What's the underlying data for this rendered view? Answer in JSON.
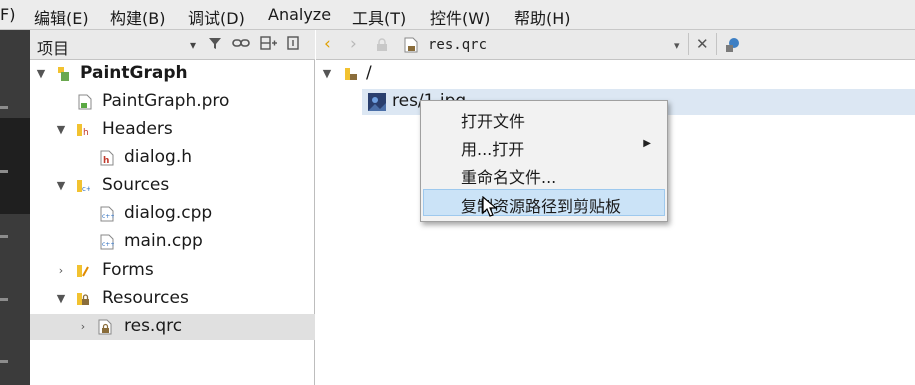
{
  "menubar": {
    "items": [
      "F)",
      "编辑(E)",
      "构建(B)",
      "调试(D)",
      "Analyze",
      "工具(T)",
      "控件(W)",
      "帮助(H)"
    ]
  },
  "left_panel": {
    "title": "项目",
    "toolbar_icons": [
      "chevron-down-icon",
      "filter-icon",
      "link-icon",
      "split-icon",
      "close-panel-icon"
    ]
  },
  "project_tree": [
    {
      "label": "PaintGraph",
      "icon": "project-icon",
      "expanded": true,
      "bold": true
    },
    {
      "label": "PaintGraph.pro",
      "icon": "pro-file-icon"
    },
    {
      "label": "Headers",
      "icon": "headers-folder-icon",
      "expanded": true
    },
    {
      "label": "dialog.h",
      "icon": "header-file-icon"
    },
    {
      "label": "Sources",
      "icon": "sources-folder-icon",
      "expanded": true
    },
    {
      "label": "dialog.cpp",
      "icon": "cpp-file-icon"
    },
    {
      "label": "main.cpp",
      "icon": "cpp-file-icon"
    },
    {
      "label": "Forms",
      "icon": "forms-folder-icon",
      "expanded": false
    },
    {
      "label": "Resources",
      "icon": "resources-folder-icon",
      "expanded": true
    },
    {
      "label": "res.qrc",
      "icon": "qrc-file-icon",
      "expanded": false,
      "selected": true
    }
  ],
  "editor": {
    "document_name": "res.qrc"
  },
  "resource_tree": {
    "prefix": "/",
    "file": "res/1.jpg"
  },
  "context_menu": {
    "items": [
      {
        "label": "打开文件"
      },
      {
        "label": "用...打开",
        "submenu": true
      },
      {
        "label": "重命名文件..."
      },
      {
        "label": "复制资源路径到剪贴板",
        "highlighted": true
      }
    ]
  },
  "colors": {
    "menubar_bg": "#ececec",
    "modebar_bg": "#3b3b3b",
    "selection_bg": "#e0e0e0",
    "menu_highlight": "#cbe3f7",
    "back_arrow": "#e0a000"
  }
}
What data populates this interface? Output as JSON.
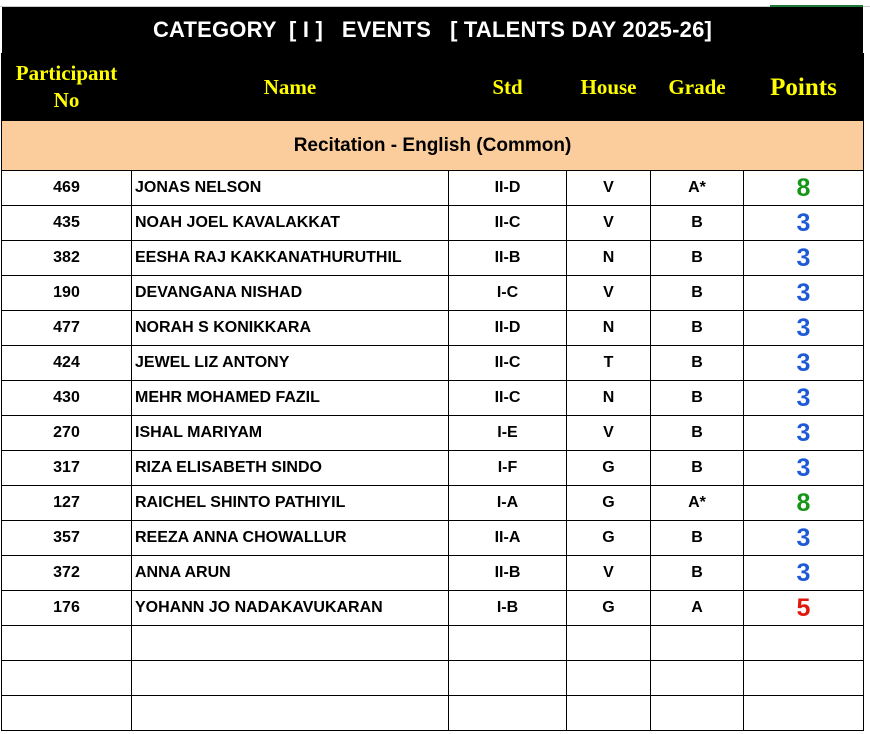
{
  "title": "CATEGORY  [ I ]   EVENTS   [ TALENTS DAY 2025-26]",
  "headers": {
    "participant_no": "Participant No",
    "name": "Name",
    "std": "Std",
    "house": "House",
    "grade": "Grade",
    "points": "Points"
  },
  "event": "Recitation - English (Common)",
  "colors": {
    "points_8": "#169619",
    "points_3": "#1f5ad6",
    "points_5": "#e0190f",
    "header_text": "#ffff00",
    "event_band": "#fbcc9c"
  },
  "rows": [
    {
      "no": "469",
      "name": "JONAS NELSON",
      "std": "II-D",
      "house": "V",
      "grade": "A*",
      "points": "8"
    },
    {
      "no": "435",
      "name": "NOAH JOEL KAVALAKKAT",
      "std": "II-C",
      "house": "V",
      "grade": "B",
      "points": "3"
    },
    {
      "no": "382",
      "name": "EESHA RAJ KAKKANATHURUTHIL",
      "std": "II-B",
      "house": "N",
      "grade": "B",
      "points": "3"
    },
    {
      "no": "190",
      "name": "DEVANGANA NISHAD",
      "std": "I-C",
      "house": "V",
      "grade": "B",
      "points": "3"
    },
    {
      "no": "477",
      "name": "NORAH S KONIKKARA",
      "std": "II-D",
      "house": "N",
      "grade": "B",
      "points": "3"
    },
    {
      "no": "424",
      "name": "JEWEL LIZ ANTONY",
      "std": "II-C",
      "house": "T",
      "grade": "B",
      "points": "3"
    },
    {
      "no": "430",
      "name": "MEHR MOHAMED FAZIL",
      "std": "II-C",
      "house": "N",
      "grade": "B",
      "points": "3"
    },
    {
      "no": "270",
      "name": "ISHAL MARIYAM",
      "std": "I-E",
      "house": "V",
      "grade": "B",
      "points": "3"
    },
    {
      "no": "317",
      "name": "RIZA ELISABETH SINDO",
      "std": "I-F",
      "house": "G",
      "grade": "B",
      "points": "3"
    },
    {
      "no": "127",
      "name": "RAICHEL SHINTO PATHIYIL",
      "std": "I-A",
      "house": "G",
      "grade": "A*",
      "points": "8"
    },
    {
      "no": "357",
      "name": "REEZA ANNA CHOWALLUR",
      "std": "II-A",
      "house": "G",
      "grade": "B",
      "points": "3"
    },
    {
      "no": "372",
      "name": "ANNA ARUN",
      "std": "II-B",
      "house": "V",
      "grade": "B",
      "points": "3"
    },
    {
      "no": "176",
      "name": "YOHANN JO NADAKAVUKARAN",
      "std": "I-B",
      "house": "G",
      "grade": "A",
      "points": "5"
    }
  ]
}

○ ○ ○ ○ ○ ○ ○

• _WORK TO DO_: Give all the entries again exactly, dropping each picture.

• _REPLY TO THE TASK_:
What's the underlying data for this rendered view? Answer in JSON.
{
  "menubar": {
    "items": [
      "F)",
      "编辑(E)",
      "构建(B)",
      "调试(D)",
      "Analyze",
      "工具(T)",
      "控件(W)",
      "帮助(H)"
    ]
  },
  "left_panel": {
    "title": "项目",
    "toolbar_icons": [
      "chevron-down-icon",
      "filter-icon",
      "link-icon",
      "split-icon",
      "close-panel-icon"
    ]
  },
  "project_tree": [
    {
      "label": "PaintGraph",
      "icon": "project-icon",
      "expanded": true,
      "bold": true
    },
    {
      "label": "PaintGraph.pro",
      "icon": "pro-file-icon"
    },
    {
      "label": "Headers",
      "icon": "headers-folder-icon",
      "expanded": true
    },
    {
      "label": "dialog.h",
      "icon": "header-file-icon"
    },
    {
      "label": "Sources",
      "icon": "sources-folder-icon",
      "expanded": true
    },
    {
      "label": "dialog.cpp",
      "icon": "cpp-file-icon"
    },
    {
      "label": "main.cpp",
      "icon": "cpp-file-icon"
    },
    {
      "label": "Forms",
      "icon": "forms-folder-icon",
      "expanded": false
    },
    {
      "label": "Resources",
      "icon": "resources-folder-icon",
      "expanded": true
    },
    {
      "label": "res.qrc",
      "icon": "qrc-file-icon",
      "expanded": false,
      "selected": true
    }
  ],
  "editor": {
    "document_name": "res.qrc"
  },
  "resource_tree": {
    "prefix": "/",
    "file": "res/1.jpg"
  },
  "context_menu": {
    "items": [
      {
        "label": "打开文件"
      },
      {
        "label": "用...打开",
        "submenu": true
      },
      {
        "label": "重命名文件..."
      },
      {
        "label": "复制资源路径到剪贴板",
        "highlighted": true
      }
    ]
  },
  "colors": {
    "menubar_bg": "#ececec",
    "modebar_bg": "#3b3b3b",
    "selection_bg": "#e0e0e0",
    "menu_highlight": "#cbe3f7",
    "back_arrow": "#e0a000"
  }
}
What data populates this interface? Output as JSON.
{
  "title": "CATEGORY  [ I ]   EVENTS   [ TALENTS DAY 2025-26]",
  "headers": {
    "participant_no": "Participant No",
    "name": "Name",
    "std": "Std",
    "house": "House",
    "grade": "Grade",
    "points": "Points"
  },
  "event": "Recitation - English (Common)",
  "colors": {
    "points_8": "#169619",
    "points_3": "#1f5ad6",
    "points_5": "#e0190f",
    "header_text": "#ffff00",
    "event_band": "#fbcc9c"
  },
  "rows": [
    {
      "no": "469",
      "name": "JONAS NELSON",
      "std": "II-D",
      "house": "V",
      "grade": "A*",
      "points": "8"
    },
    {
      "no": "435",
      "name": "NOAH JOEL KAVALAKKAT",
      "std": "II-C",
      "house": "V",
      "grade": "B",
      "points": "3"
    },
    {
      "no": "382",
      "name": "EESHA RAJ KAKKANATHURUTHIL",
      "std": "II-B",
      "house": "N",
      "grade": "B",
      "points": "3"
    },
    {
      "no": "190",
      "name": "DEVANGANA NISHAD",
      "std": "I-C",
      "house": "V",
      "grade": "B",
      "points": "3"
    },
    {
      "no": "477",
      "name": "NORAH S KONIKKARA",
      "std": "II-D",
      "house": "N",
      "grade": "B",
      "points": "3"
    },
    {
      "no": "424",
      "name": "JEWEL LIZ ANTONY",
      "std": "II-C",
      "house": "T",
      "grade": "B",
      "points": "3"
    },
    {
      "no": "430",
      "name": "MEHR MOHAMED FAZIL",
      "std": "II-C",
      "house": "N",
      "grade": "B",
      "points": "3"
    },
    {
      "no": "270",
      "name": "ISHAL MARIYAM",
      "std": "I-E",
      "house": "V",
      "grade": "B",
      "points": "3"
    },
    {
      "no": "317",
      "name": "RIZA ELISABETH SINDO",
      "std": "I-F",
      "house": "G",
      "grade": "B",
      "points": "3"
    },
    {
      "no": "127",
      "name": "RAICHEL SHINTO PATHIYIL",
      "std": "I-A",
      "house": "G",
      "grade": "A*",
      "points": "8"
    },
    {
      "no": "357",
      "name": "REEZA ANNA CHOWALLUR",
      "std": "II-A",
      "house": "G",
      "grade": "B",
      "points": "3"
    },
    {
      "no": "372",
      "name": "ANNA ARUN",
      "std": "II-B",
      "house": "V",
      "grade": "B",
      "points": "3"
    },
    {
      "no": "176",
      "name": "YOHANN JO NADAKAVUKARAN",
      "std": "I-B",
      "house": "G",
      "grade": "A",
      "points": "5"
    }
  ]
}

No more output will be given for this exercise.